### Task directions
Extract each line of the records below that contains the word "TAVOLO".

### Exercise data
— Start —
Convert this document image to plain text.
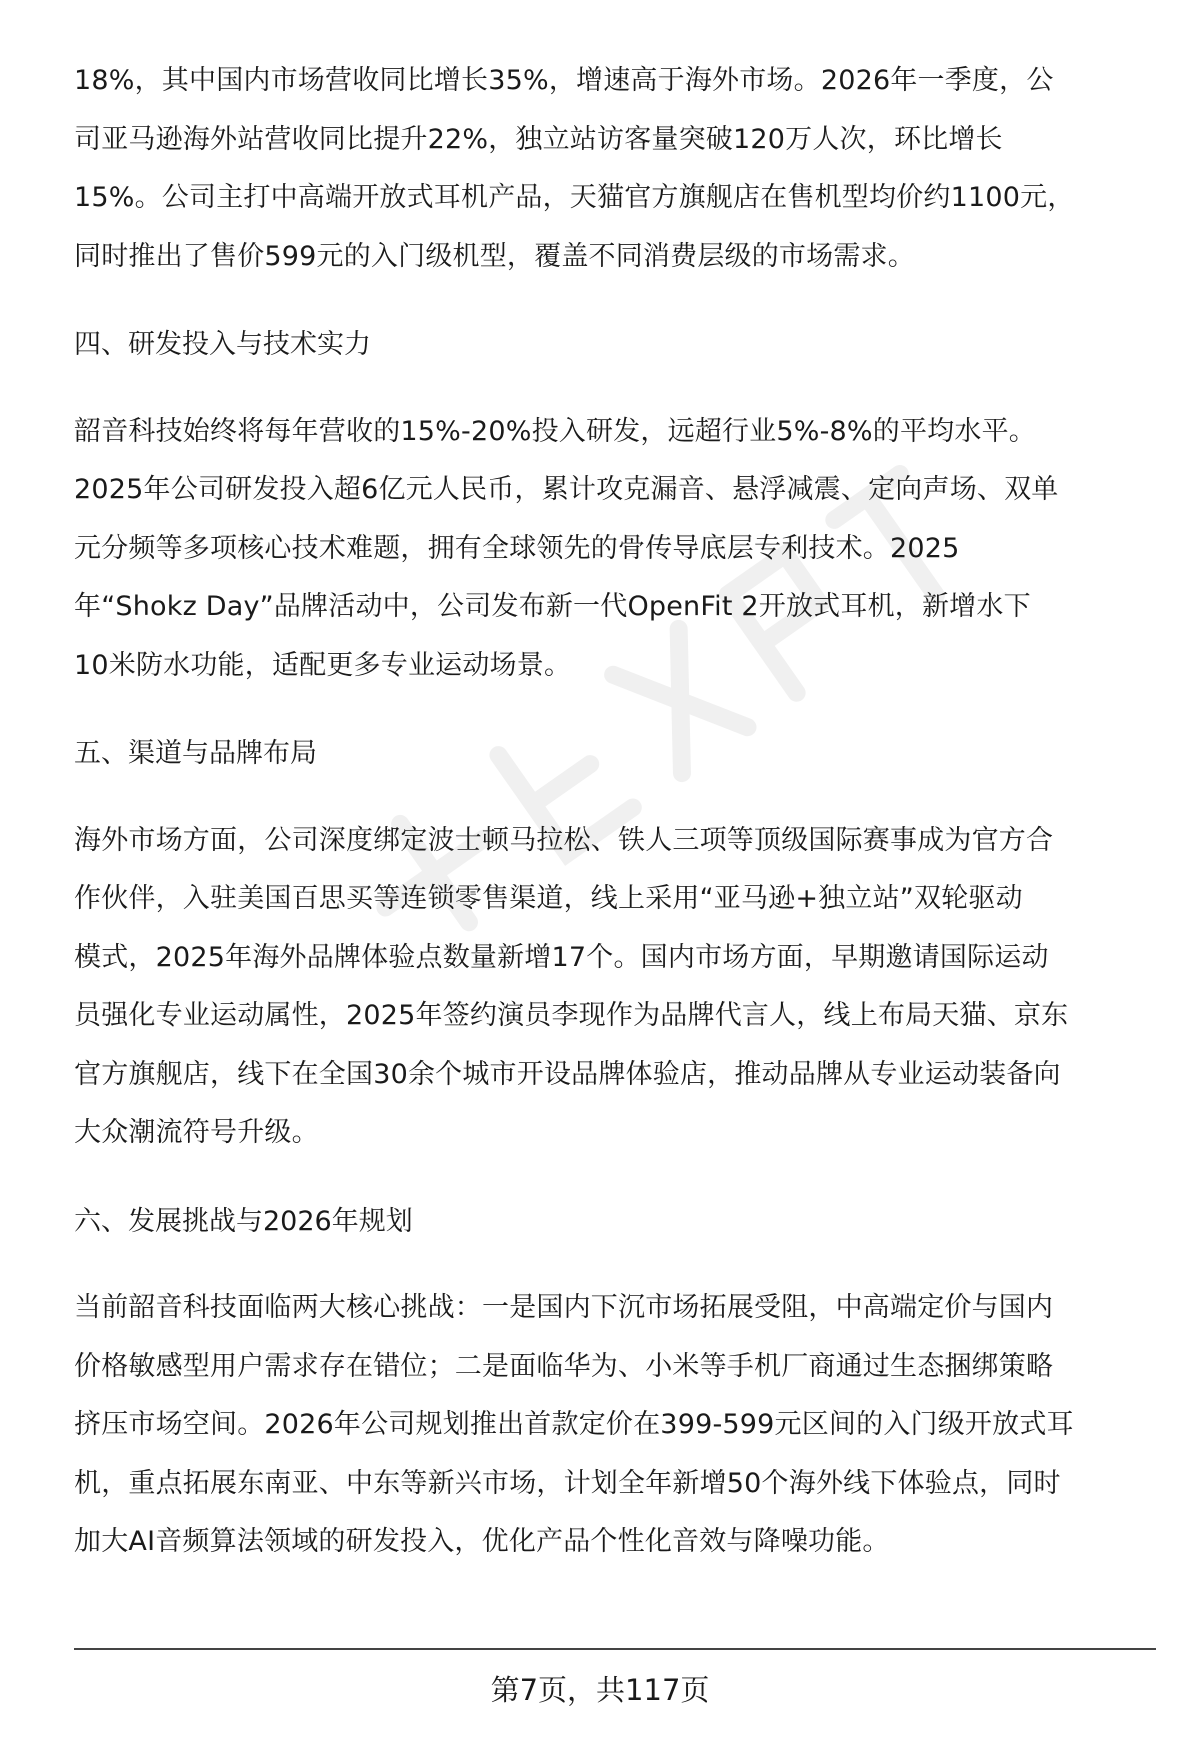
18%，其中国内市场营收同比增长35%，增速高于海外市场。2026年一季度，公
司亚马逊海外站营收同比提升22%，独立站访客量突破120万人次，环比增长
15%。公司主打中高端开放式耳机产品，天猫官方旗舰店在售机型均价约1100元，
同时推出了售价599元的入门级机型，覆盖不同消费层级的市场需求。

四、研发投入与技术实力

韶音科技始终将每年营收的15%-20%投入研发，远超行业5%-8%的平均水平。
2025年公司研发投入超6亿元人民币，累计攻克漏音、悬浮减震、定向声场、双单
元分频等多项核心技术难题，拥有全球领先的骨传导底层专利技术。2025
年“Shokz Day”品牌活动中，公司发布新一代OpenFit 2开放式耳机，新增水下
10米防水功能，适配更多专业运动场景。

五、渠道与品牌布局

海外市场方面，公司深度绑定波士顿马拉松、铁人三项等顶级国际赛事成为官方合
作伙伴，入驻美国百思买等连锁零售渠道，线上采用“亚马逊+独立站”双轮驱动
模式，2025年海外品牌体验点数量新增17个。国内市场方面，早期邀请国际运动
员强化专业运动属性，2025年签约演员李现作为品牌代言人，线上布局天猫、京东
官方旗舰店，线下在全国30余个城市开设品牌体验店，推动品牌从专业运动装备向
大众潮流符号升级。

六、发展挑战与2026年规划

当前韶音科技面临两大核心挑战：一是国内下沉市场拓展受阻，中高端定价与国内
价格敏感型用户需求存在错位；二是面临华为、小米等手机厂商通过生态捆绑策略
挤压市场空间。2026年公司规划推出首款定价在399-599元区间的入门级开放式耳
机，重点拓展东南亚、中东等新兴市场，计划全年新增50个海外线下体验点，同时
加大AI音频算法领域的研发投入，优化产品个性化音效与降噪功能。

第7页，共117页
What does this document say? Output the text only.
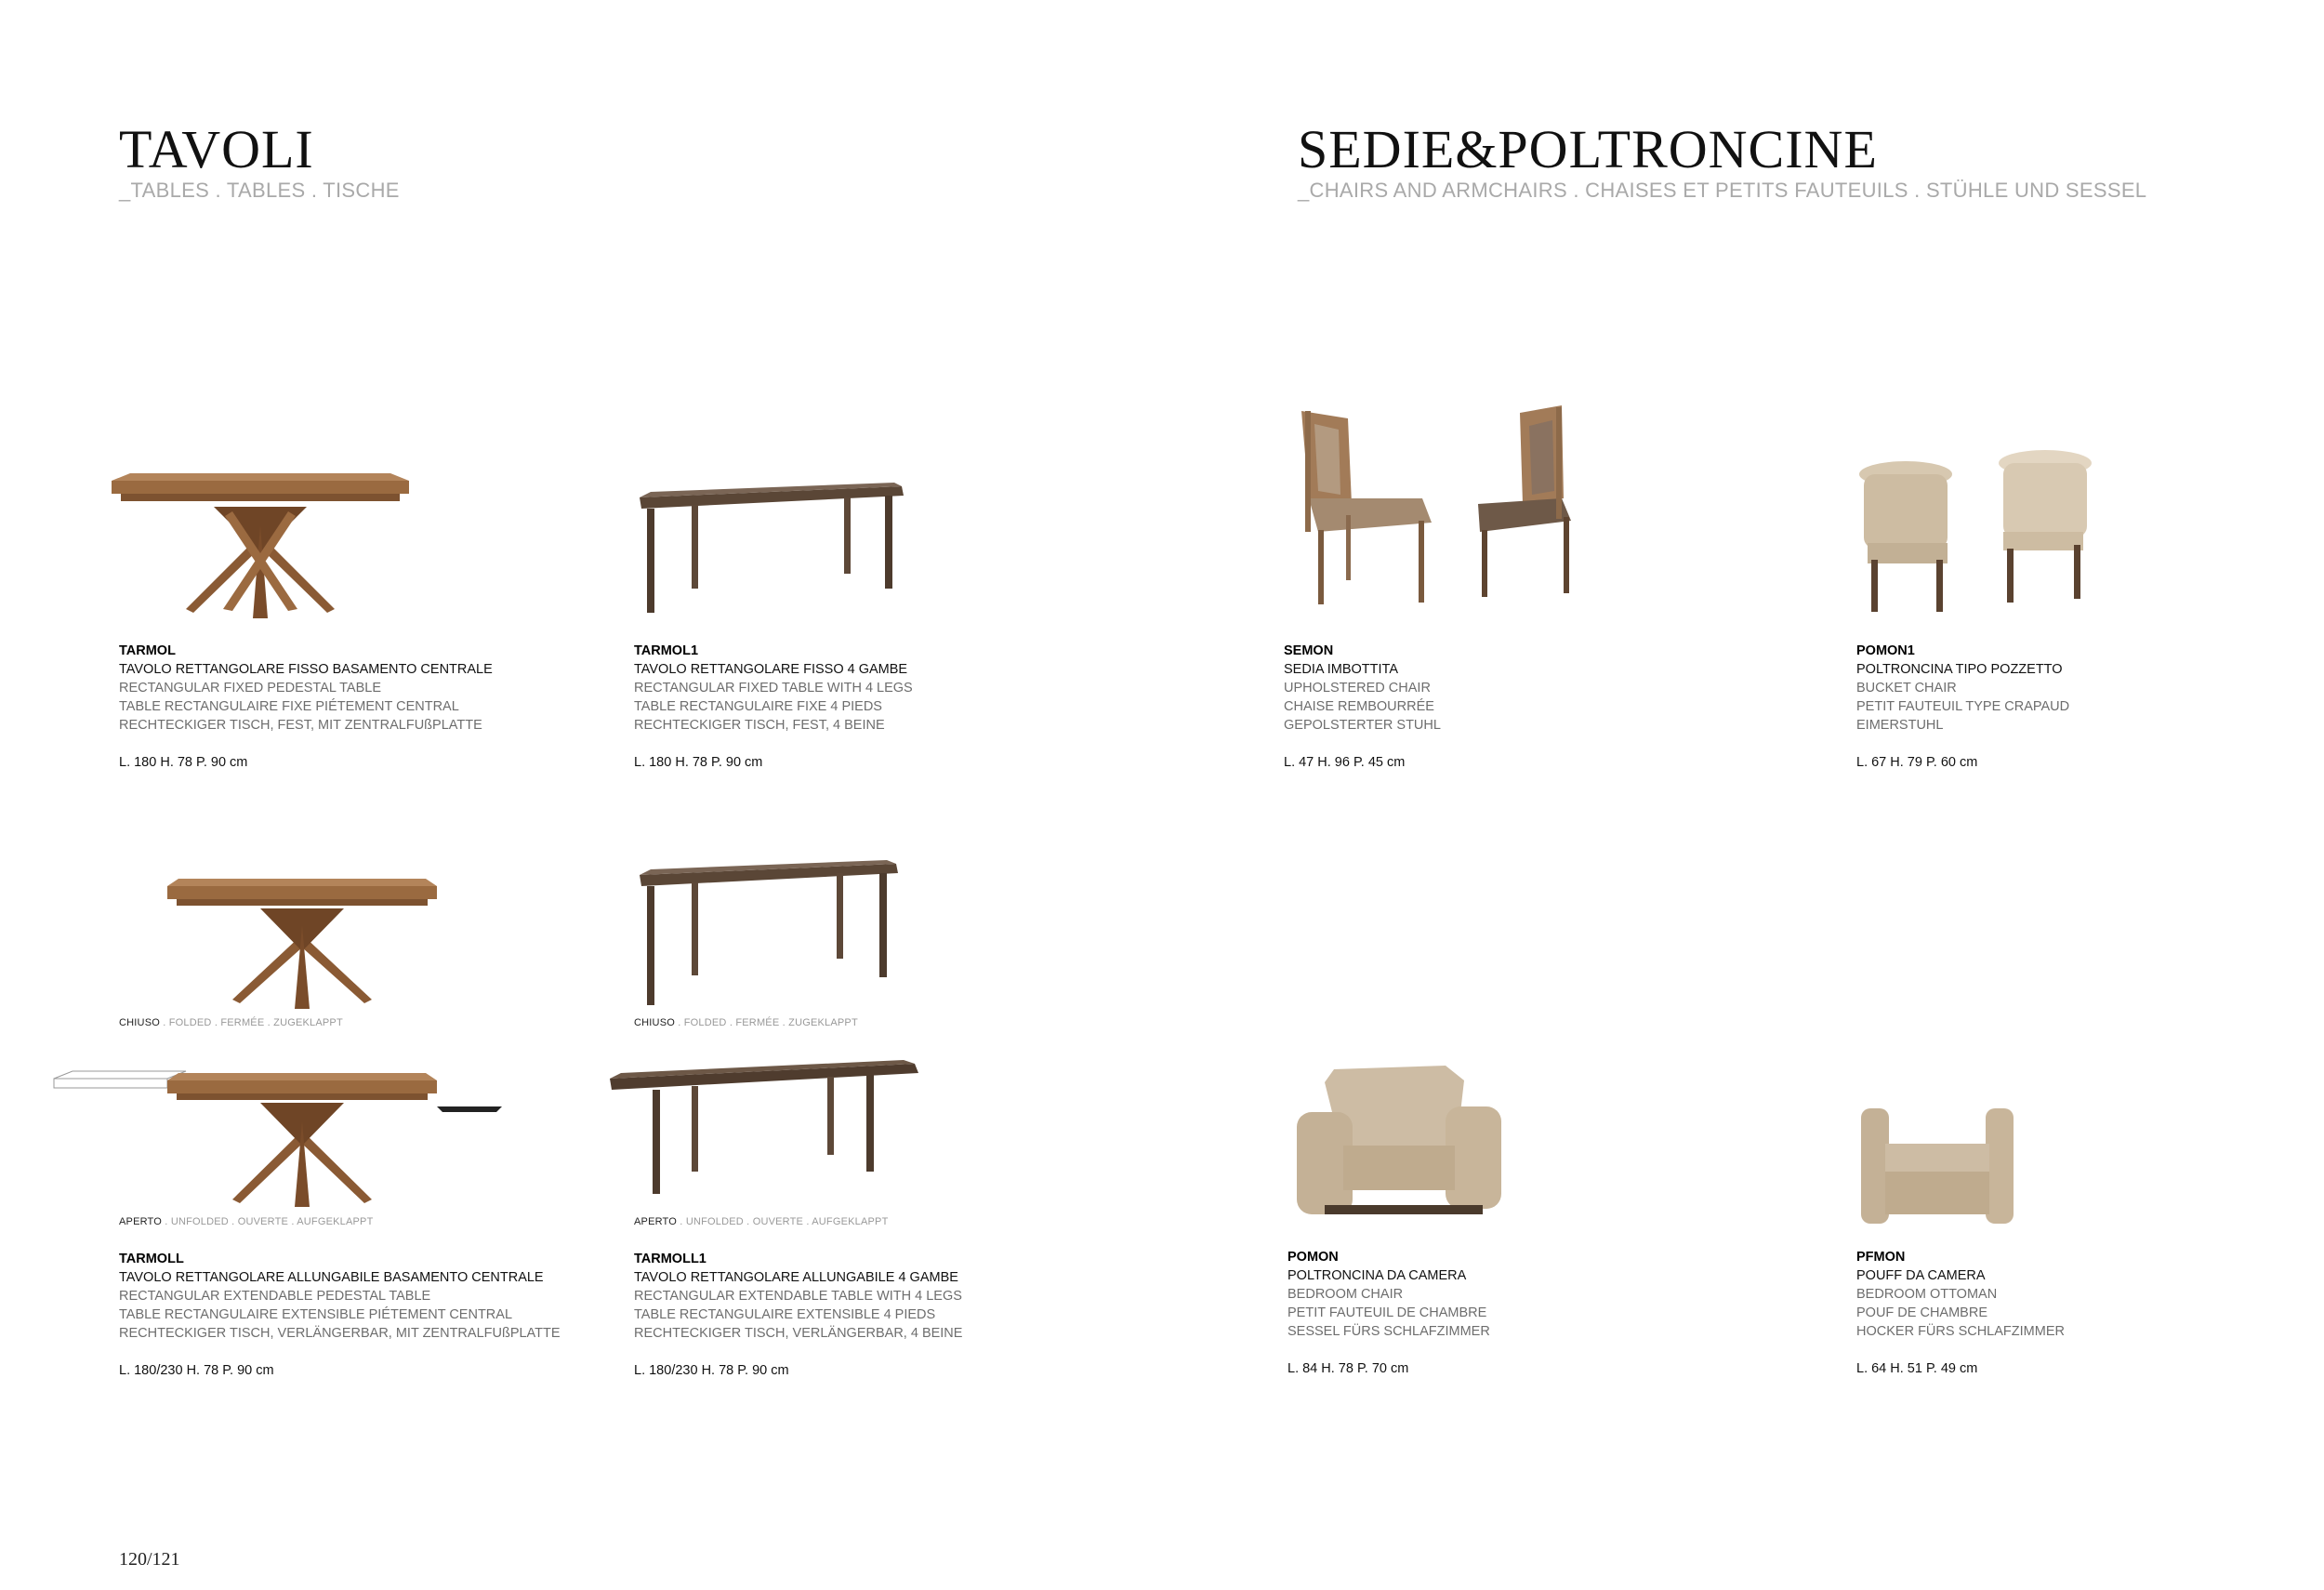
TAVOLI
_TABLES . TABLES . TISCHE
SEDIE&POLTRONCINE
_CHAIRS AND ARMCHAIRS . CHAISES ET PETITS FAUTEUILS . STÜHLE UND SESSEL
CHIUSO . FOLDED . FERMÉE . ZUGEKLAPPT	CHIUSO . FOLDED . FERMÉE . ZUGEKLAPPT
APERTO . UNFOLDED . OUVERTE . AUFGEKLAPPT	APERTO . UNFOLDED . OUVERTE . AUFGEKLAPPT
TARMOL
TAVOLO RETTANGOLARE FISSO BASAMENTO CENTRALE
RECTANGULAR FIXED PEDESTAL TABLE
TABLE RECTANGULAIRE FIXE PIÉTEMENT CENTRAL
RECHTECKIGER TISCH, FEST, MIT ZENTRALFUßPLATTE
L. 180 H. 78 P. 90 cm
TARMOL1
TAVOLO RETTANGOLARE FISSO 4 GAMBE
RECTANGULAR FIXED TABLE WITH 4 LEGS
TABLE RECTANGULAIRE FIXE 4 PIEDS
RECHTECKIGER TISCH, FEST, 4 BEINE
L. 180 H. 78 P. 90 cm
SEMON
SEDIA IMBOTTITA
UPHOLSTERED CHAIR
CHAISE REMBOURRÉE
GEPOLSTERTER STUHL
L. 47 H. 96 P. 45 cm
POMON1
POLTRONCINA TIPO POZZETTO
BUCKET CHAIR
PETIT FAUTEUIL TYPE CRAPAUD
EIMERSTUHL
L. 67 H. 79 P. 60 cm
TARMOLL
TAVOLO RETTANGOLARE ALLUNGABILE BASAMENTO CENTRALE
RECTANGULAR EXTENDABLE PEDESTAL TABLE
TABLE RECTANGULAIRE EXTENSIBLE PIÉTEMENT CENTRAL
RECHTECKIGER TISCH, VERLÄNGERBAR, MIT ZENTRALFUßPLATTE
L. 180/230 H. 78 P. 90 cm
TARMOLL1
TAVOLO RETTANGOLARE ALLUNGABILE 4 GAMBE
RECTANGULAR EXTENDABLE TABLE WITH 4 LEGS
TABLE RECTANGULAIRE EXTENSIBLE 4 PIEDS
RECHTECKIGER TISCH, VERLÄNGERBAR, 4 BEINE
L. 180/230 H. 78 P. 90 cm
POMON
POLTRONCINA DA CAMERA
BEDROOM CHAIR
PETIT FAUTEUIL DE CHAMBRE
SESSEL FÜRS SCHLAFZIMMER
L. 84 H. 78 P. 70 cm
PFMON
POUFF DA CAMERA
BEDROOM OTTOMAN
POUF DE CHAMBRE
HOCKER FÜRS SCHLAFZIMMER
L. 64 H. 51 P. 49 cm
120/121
— End —
### Output of the task
TAVOLO RETTANGOLARE FISSO BASAMENTO CENTRALE
TAVOLO RETTANGOLARE FISSO 4 GAMBE
TAVOLO RETTANGOLARE ALLUNGABILE BASAMENTO CENTRALE
TAVOLO RETTANGOLARE ALLUNGABILE 4 GAMBE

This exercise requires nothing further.